◆ WRITTEN TASK: Extract the text of every entry below exactly; leave images out.

-*-

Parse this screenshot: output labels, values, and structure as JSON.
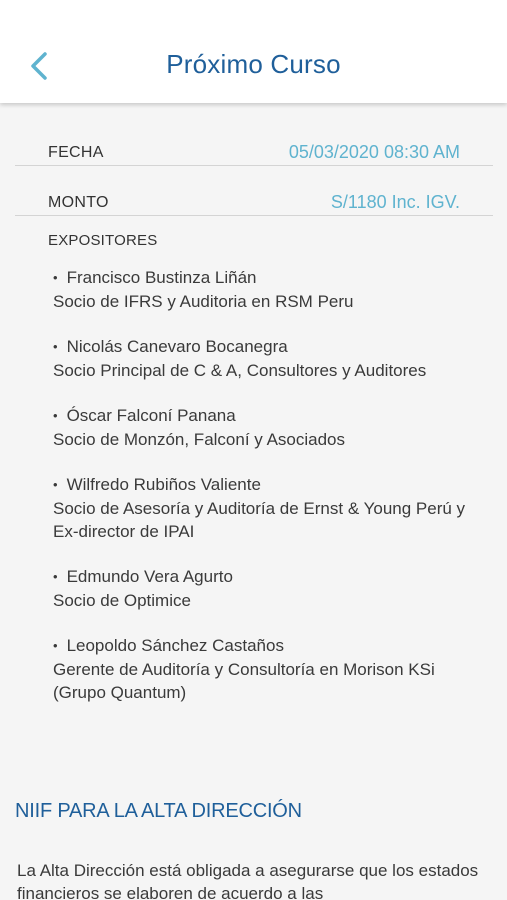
{
  "header": {
    "title": "Próximo Curso",
    "back_icon": "chevron-left-icon",
    "accent_color": "#5fb3cf",
    "title_color": "#1f5f9a"
  },
  "info": {
    "fecha_label": "FECHA",
    "fecha_value": "05/03/2020 08:30 AM",
    "monto_label": "MONTO",
    "monto_value": "S/1180 Inc. IGV."
  },
  "expositores": {
    "label": "EXPOSITORES",
    "items": [
      {
        "name": "Francisco Bustinza Liñán",
        "role": "Socio de IFRS y Auditoria en RSM Peru"
      },
      {
        "name": "Nicolás Canevaro Bocanegra",
        "role": "Socio Principal de C & A, Consultores y Auditores"
      },
      {
        "name": "Óscar Falconí Panana",
        "role": "Socio de Monzón, Falconí y Asociados"
      },
      {
        "name": "Wilfredo Rubiños Valiente",
        "role": "Socio de Asesoría y Auditoría de Ernst & Young Perú y Ex-director de IPAI"
      },
      {
        "name": "Edmundo Vera Agurto",
        "role": "Socio de Optimice"
      },
      {
        "name": "Leopoldo Sánchez Castaños",
        "role": "Gerente de Auditoría y Consultoría en Morison KSi (Grupo Quantum)"
      }
    ]
  },
  "section": {
    "title": "NIIF PARA LA ALTA DIRECCIÓN",
    "body": "La Alta Dirección está obligada a asegurarse que los estados financieros se elaboren de acuerdo a las"
  }
}
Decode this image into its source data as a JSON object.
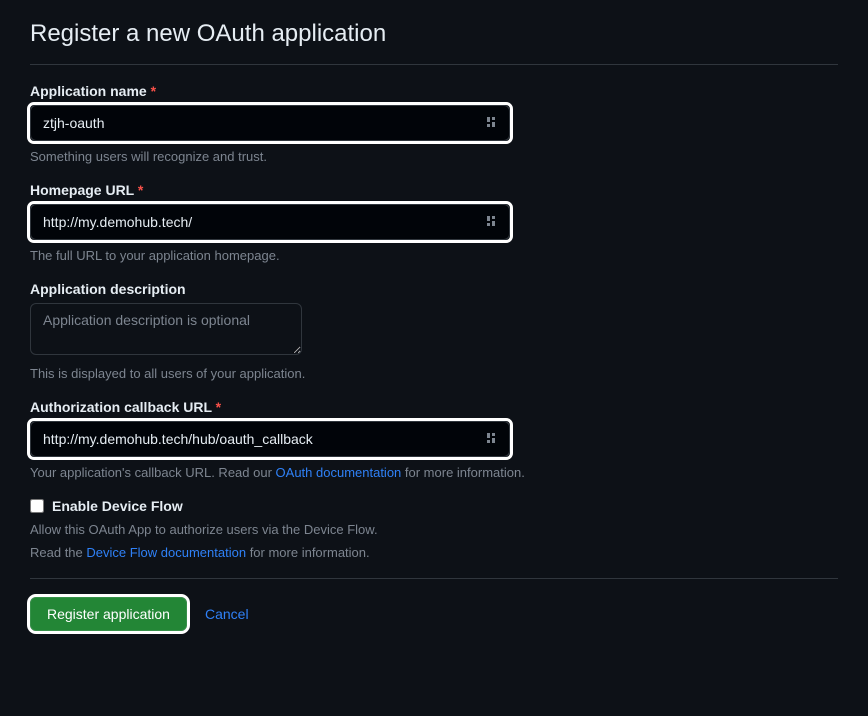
{
  "page": {
    "title": "Register a new OAuth application"
  },
  "fields": {
    "app_name": {
      "label": "Application name",
      "value": "ztjh-oauth",
      "help": "Something users will recognize and trust."
    },
    "homepage_url": {
      "label": "Homepage URL",
      "value": "http://my.demohub.tech/",
      "help": "The full URL to your application homepage."
    },
    "description": {
      "label": "Application description",
      "placeholder": "Application description is optional",
      "help": "This is displayed to all users of your application."
    },
    "callback_url": {
      "label": "Authorization callback URL",
      "value": "http://my.demohub.tech/hub/oauth_callback",
      "help_prefix": "Your application's callback URL. Read our ",
      "help_link": "OAuth documentation",
      "help_suffix": " for more information."
    },
    "device_flow": {
      "label": "Enable Device Flow",
      "help_line1": "Allow this OAuth App to authorize users via the Device Flow.",
      "help_line2_prefix": "Read the ",
      "help_line2_link": "Device Flow documentation",
      "help_line2_suffix": " for more information."
    }
  },
  "actions": {
    "register": "Register application",
    "cancel": "Cancel"
  }
}
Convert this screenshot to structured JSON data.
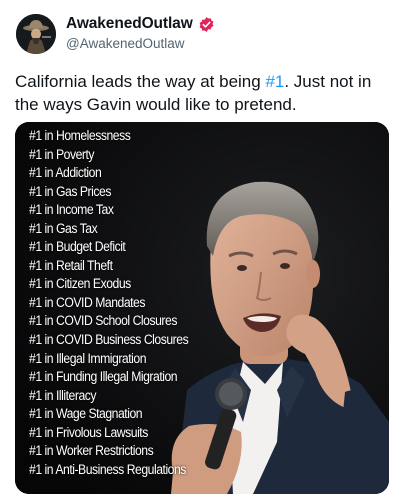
{
  "user": {
    "display_name": "AwakenedOutlaw",
    "handle": "@AwakenedOutlaw",
    "avatar_icon": "cowboy-avatar-icon",
    "verified_icon": "verified-badge-icon",
    "verified_color": "#e0245e"
  },
  "tweet": {
    "text_before": "California leads the way at being ",
    "hashtag": "#1",
    "text_after": ". Just not in the ways Gavin would like to pretend.",
    "hashtag_color": "#1d9bf0"
  },
  "media": {
    "list_items": [
      "#1 in Homelessness",
      "#1 in Poverty",
      "#1 in Addiction",
      "#1 in Gas Prices",
      "#1 in Income Tax",
      "#1 in Gas Tax",
      "#1 in Budget Deficit",
      "#1 in Retail Theft",
      "#1 in Citizen Exodus",
      "#1 in COVID Mandates",
      "#1 in COVID School Closures",
      "#1 in COVID Business Closures",
      "#1 in Illegal Immigration",
      "#1 in Funding Illegal Migration",
      "#1 in Illiteracy",
      "#1 in Wage Stagnation",
      "#1 in Frivolous Lawsuits",
      "#1 in Worker Restrictions",
      "#1 in Anti-Business Regulations"
    ]
  }
}
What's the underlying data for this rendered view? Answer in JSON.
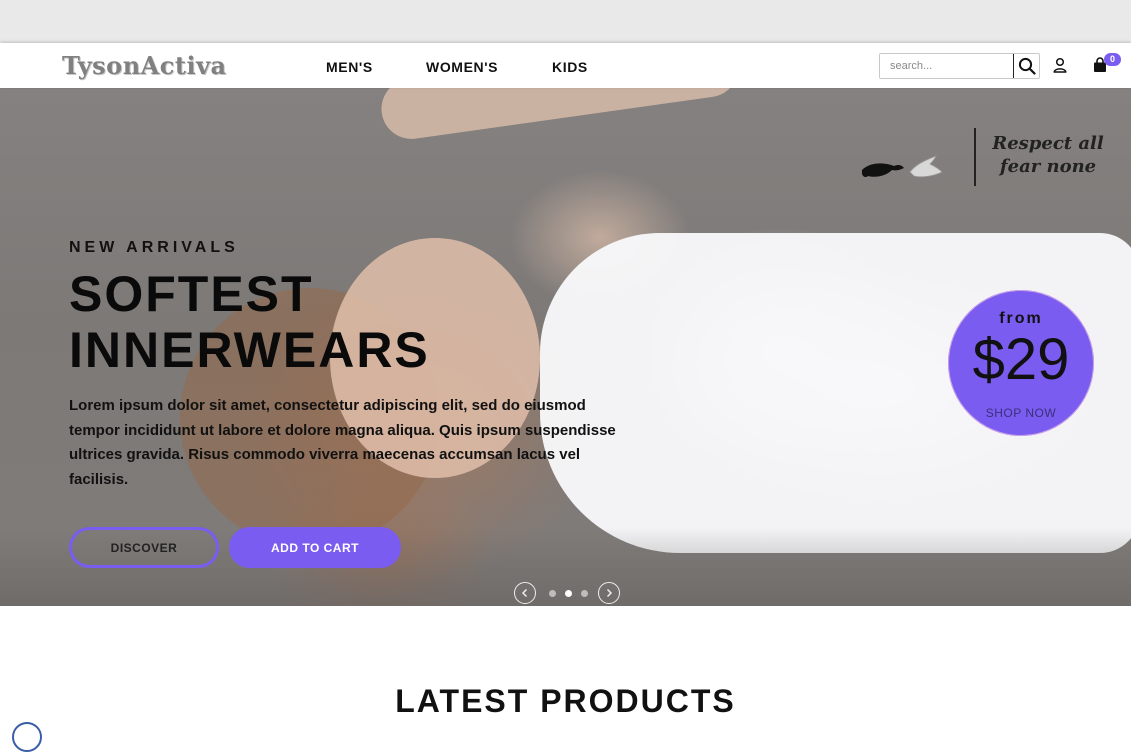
{
  "header": {
    "logo": "TysonActiva",
    "nav": [
      "MEN'S",
      "WOMEN'S",
      "KIDS"
    ],
    "search": {
      "placeholder": "search..."
    },
    "cart_count": "0",
    "icons": [
      "search-icon",
      "user-icon",
      "shopping-bag-icon"
    ]
  },
  "hero": {
    "brand_tagline": "Respect all fear none",
    "eyebrow": "NEW ARRIVALS",
    "headline_line1": "SOFTEST",
    "headline_line2": "INNERWEARS",
    "body": "Lorem ipsum dolor sit amet, consectetur adipiscing elit, sed do eiusmod tempor incididunt ut labore et dolore magna aliqua. Quis ipsum suspendisse ultrices gravida. Risus commodo viverra maecenas accumsan lacus vel facilisis.",
    "discover_label": "DISCOVER",
    "add_to_cart_label": "ADD TO CART",
    "price": {
      "from_label": "from",
      "value": "$29",
      "cta": "SHOP NOW"
    },
    "slider": {
      "slide_count": 3,
      "active_slide": 2
    }
  },
  "latest_products": {
    "title": "LATEST PRODUCTS"
  },
  "colors": {
    "accent": "#7b5cf0",
    "text": "#111111",
    "nav_bg": "#ffffff",
    "top_strip": "#e9e9e9"
  }
}
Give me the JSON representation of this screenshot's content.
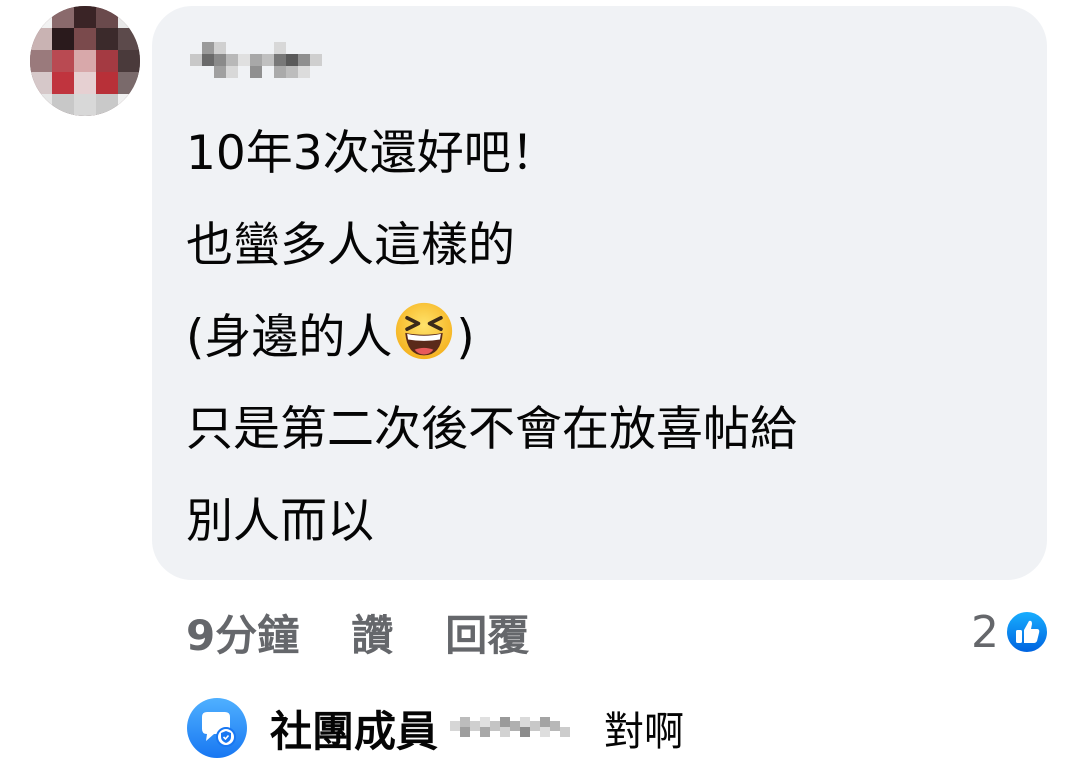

-*-

◆ RESPONSE TO THE EXERCISE:
Parse this screenshot: output labels, values, and structure as JSON.
{
  "header": {
    "title": "Próximo Curso",
    "back_icon": "chevron-left-icon",
    "accent_color": "#5fb3cf",
    "title_color": "#1f5f9a"
  },
  "info": {
    "fecha_label": "FECHA",
    "fecha_value": "05/03/2020 08:30 AM",
    "monto_label": "MONTO",
    "monto_value": "S/1180 Inc. IGV."
  },
  "expositores": {
    "label": "EXPOSITORES",
    "items": [
      {
        "name": "Francisco Bustinza Liñán",
        "role": "Socio de IFRS y Auditoria en RSM Peru"
      },
      {
        "name": "Nicolás Canevaro Bocanegra",
        "role": "Socio Principal de C & A, Consultores y Auditores"
      },
      {
        "name": "Óscar Falconí Panana",
        "role": "Socio de Monzón, Falconí y Asociados"
      },
      {
        "name": "Wilfredo Rubiños Valiente",
        "role": "Socio de Asesoría y Auditoría de Ernst & Young Perú y Ex-director de IPAI"
      },
      {
        "name": "Edmundo Vera Agurto",
        "role": "Socio de Optimice"
      },
      {
        "name": "Leopoldo Sánchez Castaños",
        "role": "Gerente de Auditoría y Consultoría en Morison KSi (Grupo Quantum)"
      }
    ]
  },
  "section": {
    "title": "NIIF PARA LA ALTA DIRECCIÓN",
    "body": "La Alta Dirección está obligada a asegurarse que los estados financieros se elaboren de acuerdo a las"
  }
}
Decode this image into its source data as a JSON object.
{
  "page": {
    "title": "Register a new OAuth application"
  },
  "fields": {
    "app_name": {
      "label": "Application name",
      "value": "ztjh-oauth",
      "help": "Something users will recognize and trust."
    },
    "homepage_url": {
      "label": "Homepage URL",
      "value": "http://my.demohub.tech/",
      "help": "The full URL to your application homepage."
    },
    "description": {
      "label": "Application description",
      "placeholder": "Application description is optional",
      "help": "This is displayed to all users of your application."
    },
    "callback_url": {
      "label": "Authorization callback URL",
      "value": "http://my.demohub.tech/hub/oauth_callback",
      "help_prefix": "Your application's callback URL. Read our ",
      "help_link": "OAuth documentation",
      "help_suffix": " for more information."
    },
    "device_flow": {
      "label": "Enable Device Flow",
      "help_line1": "Allow this OAuth App to authorize users via the Device Flow.",
      "help_line2_prefix": "Read the ",
      "help_line2_link": "Device Flow documentation",
      "help_line2_suffix": " for more information."
    }
  },
  "actions": {
    "register": "Register application",
    "cancel": "Cancel"
  }
}
Convert this screenshot to structured JSON data.
{
  "user": {
    "display_name": "AwakenedOutlaw",
    "handle": "@AwakenedOutlaw",
    "avatar_icon": "cowboy-avatar-icon",
    "verified_icon": "verified-badge-icon",
    "verified_color": "#e0245e"
  },
  "tweet": {
    "text_before": "California leads the way at being ",
    "hashtag": "#1",
    "text_after": ". Just not in the ways Gavin would like to pretend.",
    "hashtag_color": "#1d9bf0"
  },
  "media": {
    "list_items": [
      "#1 in Homelessness",
      "#1 in Poverty",
      "#1 in Addiction",
      "#1 in Gas Prices",
      "#1 in Income Tax",
      "#1 in Gas Tax",
      "#1 in Budget Deficit",
      "#1 in Retail Theft",
      "#1 in Citizen Exodus",
      "#1 in COVID Mandates",
      "#1 in COVID School Closures",
      "#1 in COVID Business Closures",
      "#1 in Illegal Immigration",
      "#1 in Funding Illegal Migration",
      "#1 in Illiteracy",
      "#1 in Wage Stagnation",
      "#1 in Frivolous Lawsuits",
      "#1 in Worker Restrictions",
      "#1 in Anti-Business Regulations"
    ]
  }
}
What's the underlying data for this rendered view? Answer in JSON.
{
  "header": {
    "logo": "TysonActiva",
    "nav": [
      "MEN'S",
      "WOMEN'S",
      "KIDS"
    ],
    "search": {
      "placeholder": "search..."
    },
    "cart_count": "0",
    "icons": [
      "search-icon",
      "user-icon",
      "shopping-bag-icon"
    ]
  },
  "hero": {
    "brand_tagline": "Respect all fear none",
    "eyebrow": "NEW ARRIVALS",
    "headline_line1": "SOFTEST",
    "headline_line2": "INNERWEARS",
    "body": "Lorem ipsum dolor sit amet, consectetur adipiscing elit, sed do eiusmod tempor incididunt ut labore et dolore magna aliqua. Quis ipsum suspendisse ultrices gravida. Risus commodo viverra maecenas accumsan lacus vel facilisis.",
    "discover_label": "DISCOVER",
    "add_to_cart_label": "ADD TO CART",
    "price": {
      "from_label": "from",
      "value": "$29",
      "cta": "SHOP NOW"
    },
    "slider": {
      "slide_count": 3,
      "active_slide": 2
    }
  },
  "latest_products": {
    "title": "LATEST PRODUCTS"
  },
  "colors": {
    "accent": "#7b5cf0",
    "text": "#111111",
    "nav_bg": "#ffffff",
    "top_strip": "#e9e9e9"
  }
}
Give me the JSON representation of this screenshot's content.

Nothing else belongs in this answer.